---------- Data for processing ----------

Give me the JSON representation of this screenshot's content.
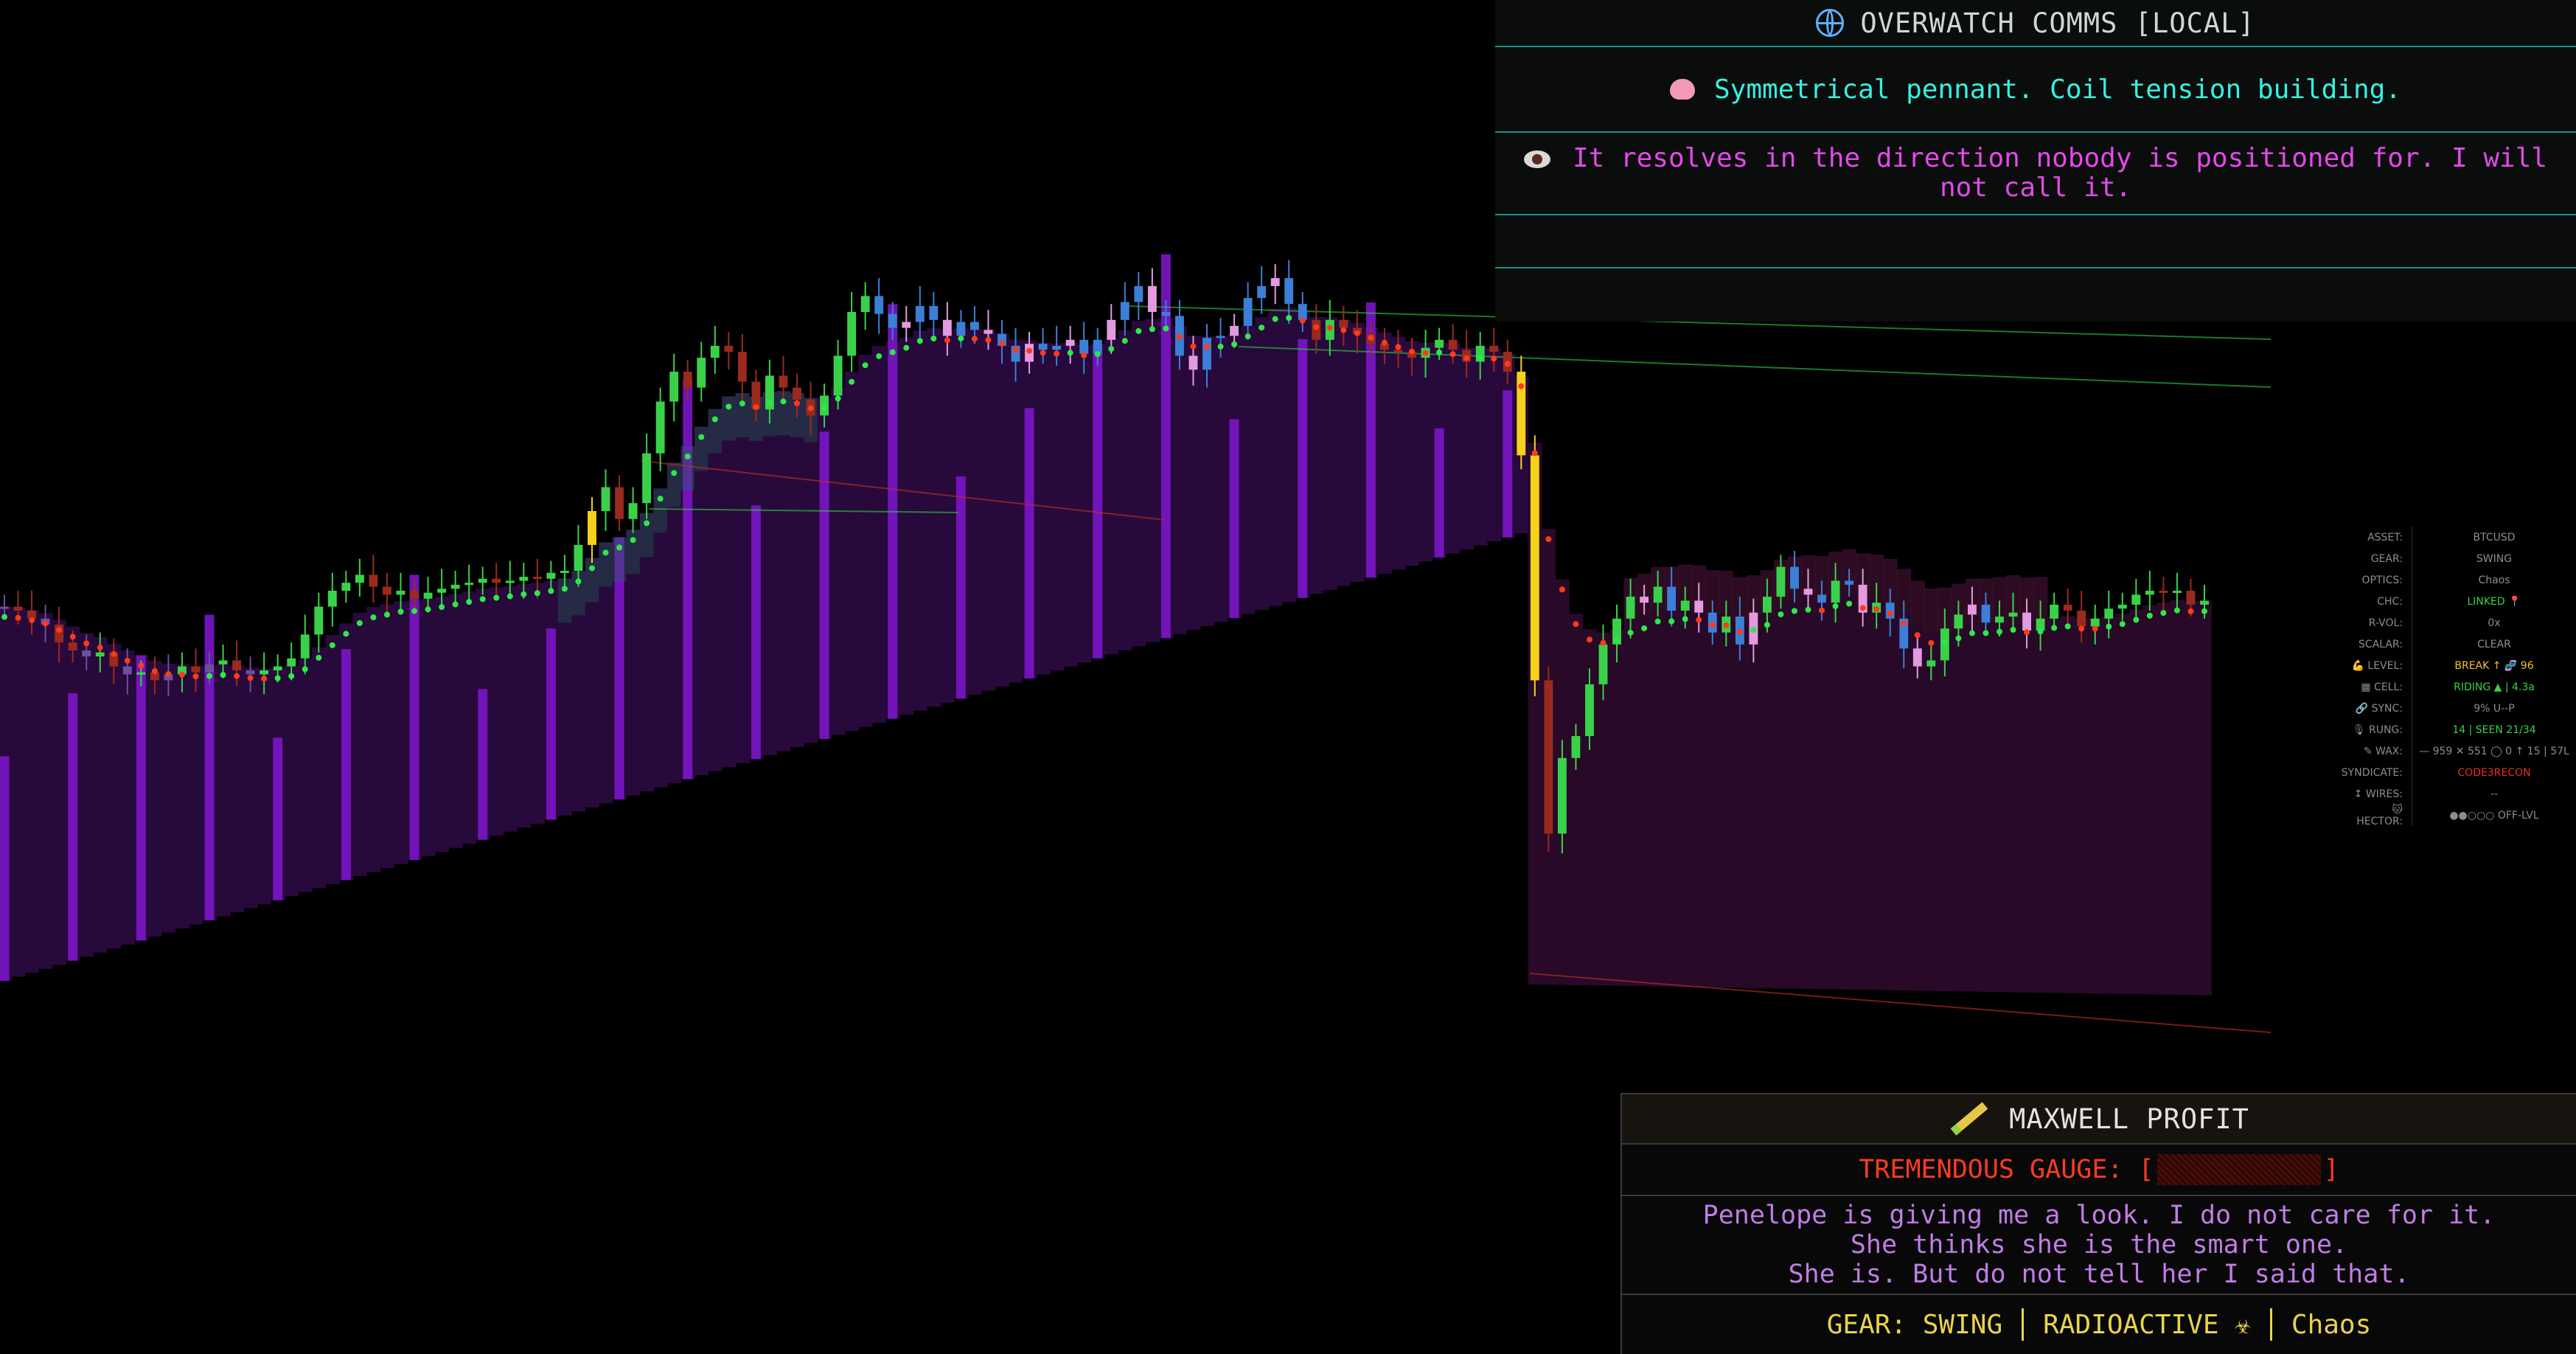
{
  "comms": {
    "title": "OVERWATCH COMMS [LOCAL]",
    "title_icon": "globe-icon",
    "line1": "Symmetrical pennant. Coil tension building.",
    "line1_icon": "brain-icon",
    "line2": "It resolves in the direction nobody is positioned for. I will not call it.",
    "line2_icon": "eye-icon"
  },
  "status": [
    {
      "key": "ASSET:",
      "value": "BTCUSD",
      "color": "#8d8d8d"
    },
    {
      "key": "GEAR:",
      "value": "SWING",
      "color": "#8d8d8d"
    },
    {
      "key": "OPTICS:",
      "value": "Chaos",
      "color": "#8d8d8d"
    },
    {
      "key": "CHC:",
      "value": "LINKED 📍",
      "color": "#3ad14a"
    },
    {
      "key": "R-VOL:",
      "value": "0x",
      "color": "#8d8d8d"
    },
    {
      "key": "SCALAR:",
      "value": "CLEAR",
      "color": "#8d8d8d"
    },
    {
      "key": "💪 LEVEL:",
      "value": "BREAK ↑ 🧬 96",
      "color": "#f2c230"
    },
    {
      "key": "▦ CELL:",
      "value": "RIDING ▲ | 4.3a",
      "color": "#3ad14a"
    },
    {
      "key": "🔗 SYNC:",
      "value": "9% U--P",
      "color": "#8d8d8d"
    },
    {
      "key": "🎙 RUNG:",
      "value": "14 | SEEN 21/34",
      "color": "#3ad14a"
    },
    {
      "key": "✎ WAX:",
      "value": "— 959 ✕ 551 ◯ 0 ↑ 15 | 57L",
      "color": "#8d8d8d"
    },
    {
      "key": "SYNDICATE:",
      "value": "CODE3RECON",
      "color": "#e0301e"
    },
    {
      "key": "↕ WIRES:",
      "value": "--",
      "color": "#8d8d8d"
    },
    {
      "key": "🐱 HECTOR:",
      "value": "●●○○○ OFF-LVL",
      "color": "#8d8d8d"
    }
  ],
  "maxwell": {
    "title": "MAXWELL PROFIT",
    "title_icon": "pencil-icon",
    "gauge_label": "TREMENDOUS GAUGE: [",
    "gauge_close": "]",
    "quote": [
      "Penelope is giving me a look. I do not care for it.",
      "She thinks she is the smart one.",
      "She is. But do not tell her I said that."
    ],
    "gear_left": "GEAR: SWING",
    "gear_mid": "RADIOACTIVE ☣",
    "gear_right": "Chaos"
  },
  "colors": {
    "up": "#3ad14a",
    "down": "#9a2a1e",
    "blue": "#3b7fd8",
    "pink": "#e39ae0",
    "yellow": "#f5d21c",
    "band": "#7a16c9",
    "dot_up": "#2ee84a",
    "dot_down": "#ff3a1a"
  },
  "chart_data": {
    "type": "candlestick",
    "title": "",
    "closes": [
      66.2,
      66.0,
      65.6,
      65.3,
      64.4,
      64.0,
      63.7,
      63.9,
      63.2,
      62.8,
      62.9,
      62.5,
      62.8,
      63.2,
      62.9,
      63.3,
      63.5,
      63.0,
      62.8,
      63.0,
      63.2,
      63.6,
      64.8,
      66.2,
      67.0,
      67.4,
      67.8,
      67.2,
      66.8,
      67.0,
      66.6,
      66.9,
      67.1,
      67.3,
      67.4,
      67.6,
      67.4,
      67.5,
      67.7,
      67.6,
      67.9,
      68.0,
      69.3,
      71.0,
      72.2,
      70.6,
      71.4,
      73.9,
      76.5,
      78.0,
      77.2,
      78.7,
      79.3,
      79.0,
      77.5,
      76.1,
      77.8,
      77.2,
      76.6,
      75.8,
      76.8,
      78.8,
      81.0,
      81.8,
      80.9,
      80.2,
      80.5,
      81.3,
      80.6,
      79.8,
      80.5,
      80.1,
      79.9,
      79.3,
      78.5,
      79.4,
      79.1,
      79.3,
      79.6,
      78.9,
      79.6,
      80.6,
      81.5,
      82.3,
      81.0,
      80.8,
      78.8,
      78.1,
      79.7,
      79.8,
      80.3,
      81.7,
      82.3,
      82.7,
      81.4,
      80.6,
      79.6,
      80.6,
      80.2,
      79.9,
      79.4,
      79.1,
      79.0,
      78.7,
      79.2,
      79.6,
      79.1,
      78.5,
      79.3,
      79.0,
      78.0,
      73.8,
      62.5,
      54.8,
      58.6,
      59.7,
      62.3,
      64.3,
      65.6,
      66.7,
      66.4,
      67.2,
      66.0,
      66.5,
      65.9,
      64.9,
      65.7,
      64.3,
      65.9,
      66.7,
      68.2,
      67.1,
      66.8,
      66.4,
      67.5,
      67.3,
      65.9,
      66.4,
      65.6,
      64.1,
      63.2,
      63.5,
      65.1,
      65.8,
      66.3,
      65.4,
      65.7,
      65.9,
      65.0,
      65.6,
      66.3,
      66.0,
      65.2,
      65.6,
      66.1,
      66.3,
      66.8,
      67.0,
      66.9,
      67.0,
      66.3,
      66.5
    ],
    "note": "approximate BTCUSD swing candles; many oscillator/bands are decorative overlays"
  }
}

----------

* **Instruction**: All of the lines above should be printed exactly, minus the pictures.

* **Final answer**:
Give me the JSON representation of this screenshot's content.
{
  "comms": {
    "title": "OVERWATCH COMMS [LOCAL]",
    "title_icon": "globe-icon",
    "line1": "Symmetrical pennant. Coil tension building.",
    "line1_icon": "brain-icon",
    "line2": "It resolves in the direction nobody is positioned for. I will not call it.",
    "line2_icon": "eye-icon"
  },
  "status": [
    {
      "key": "ASSET:",
      "value": "BTCUSD",
      "color": "#8d8d8d"
    },
    {
      "key": "GEAR:",
      "value": "SWING",
      "color": "#8d8d8d"
    },
    {
      "key": "OPTICS:",
      "value": "Chaos",
      "color": "#8d8d8d"
    },
    {
      "key": "CHC:",
      "value": "LINKED 📍",
      "color": "#3ad14a"
    },
    {
      "key": "R-VOL:",
      "value": "0x",
      "color": "#8d8d8d"
    },
    {
      "key": "SCALAR:",
      "value": "CLEAR",
      "color": "#8d8d8d"
    },
    {
      "key": "💪 LEVEL:",
      "value": "BREAK ↑ 🧬 96",
      "color": "#f2c230"
    },
    {
      "key": "▦ CELL:",
      "value": "RIDING ▲ | 4.3a",
      "color": "#3ad14a"
    },
    {
      "key": "🔗 SYNC:",
      "value": "9% U--P",
      "color": "#8d8d8d"
    },
    {
      "key": "🎙 RUNG:",
      "value": "14 | SEEN 21/34",
      "color": "#3ad14a"
    },
    {
      "key": "✎ WAX:",
      "value": "— 959 ✕ 551 ◯ 0 ↑ 15 | 57L",
      "color": "#8d8d8d"
    },
    {
      "key": "SYNDICATE:",
      "value": "CODE3RECON",
      "color": "#e0301e"
    },
    {
      "key": "↕ WIRES:",
      "value": "--",
      "color": "#8d8d8d"
    },
    {
      "key": "🐱 HECTOR:",
      "value": "●●○○○ OFF-LVL",
      "color": "#8d8d8d"
    }
  ],
  "maxwell": {
    "title": "MAXWELL PROFIT",
    "title_icon": "pencil-icon",
    "gauge_label": "TREMENDOUS GAUGE: [",
    "gauge_close": "]",
    "quote": [
      "Penelope is giving me a look. I do not care for it.",
      "She thinks she is the smart one.",
      "She is. But do not tell her I said that."
    ],
    "gear_left": "GEAR: SWING",
    "gear_mid": "RADIOACTIVE ☣",
    "gear_right": "Chaos"
  },
  "colors": {
    "up": "#3ad14a",
    "down": "#9a2a1e",
    "blue": "#3b7fd8",
    "pink": "#e39ae0",
    "yellow": "#f5d21c",
    "band": "#7a16c9",
    "dot_up": "#2ee84a",
    "dot_down": "#ff3a1a"
  },
  "chart_data": {
    "type": "candlestick",
    "title": "",
    "closes": [
      66.2,
      66.0,
      65.6,
      65.3,
      64.4,
      64.0,
      63.7,
      63.9,
      63.2,
      62.8,
      62.9,
      62.5,
      62.8,
      63.2,
      62.9,
      63.3,
      63.5,
      63.0,
      62.8,
      63.0,
      63.2,
      63.6,
      64.8,
      66.2,
      67.0,
      67.4,
      67.8,
      67.2,
      66.8,
      67.0,
      66.6,
      66.9,
      67.1,
      67.3,
      67.4,
      67.6,
      67.4,
      67.5,
      67.7,
      67.6,
      67.9,
      68.0,
      69.3,
      71.0,
      72.2,
      70.6,
      71.4,
      73.9,
      76.5,
      78.0,
      77.2,
      78.7,
      79.3,
      79.0,
      77.5,
      76.1,
      77.8,
      77.2,
      76.6,
      75.8,
      76.8,
      78.8,
      81.0,
      81.8,
      80.9,
      80.2,
      80.5,
      81.3,
      80.6,
      79.8,
      80.5,
      80.1,
      79.9,
      79.3,
      78.5,
      79.4,
      79.1,
      79.3,
      79.6,
      78.9,
      79.6,
      80.6,
      81.5,
      82.3,
      81.0,
      80.8,
      78.8,
      78.1,
      79.7,
      79.8,
      80.3,
      81.7,
      82.3,
      82.7,
      81.4,
      80.6,
      79.6,
      80.6,
      80.2,
      79.9,
      79.4,
      79.1,
      79.0,
      78.7,
      79.2,
      79.6,
      79.1,
      78.5,
      79.3,
      79.0,
      78.0,
      73.8,
      62.5,
      54.8,
      58.6,
      59.7,
      62.3,
      64.3,
      65.6,
      66.7,
      66.4,
      67.2,
      66.0,
      66.5,
      65.9,
      64.9,
      65.7,
      64.3,
      65.9,
      66.7,
      68.2,
      67.1,
      66.8,
      66.4,
      67.5,
      67.3,
      65.9,
      66.4,
      65.6,
      64.1,
      63.2,
      63.5,
      65.1,
      65.8,
      66.3,
      65.4,
      65.7,
      65.9,
      65.0,
      65.6,
      66.3,
      66.0,
      65.2,
      65.6,
      66.1,
      66.3,
      66.8,
      67.0,
      66.9,
      67.0,
      66.3,
      66.5
    ],
    "note": "approximate BTCUSD swing candles; many oscillator/bands are decorative overlays"
  }
}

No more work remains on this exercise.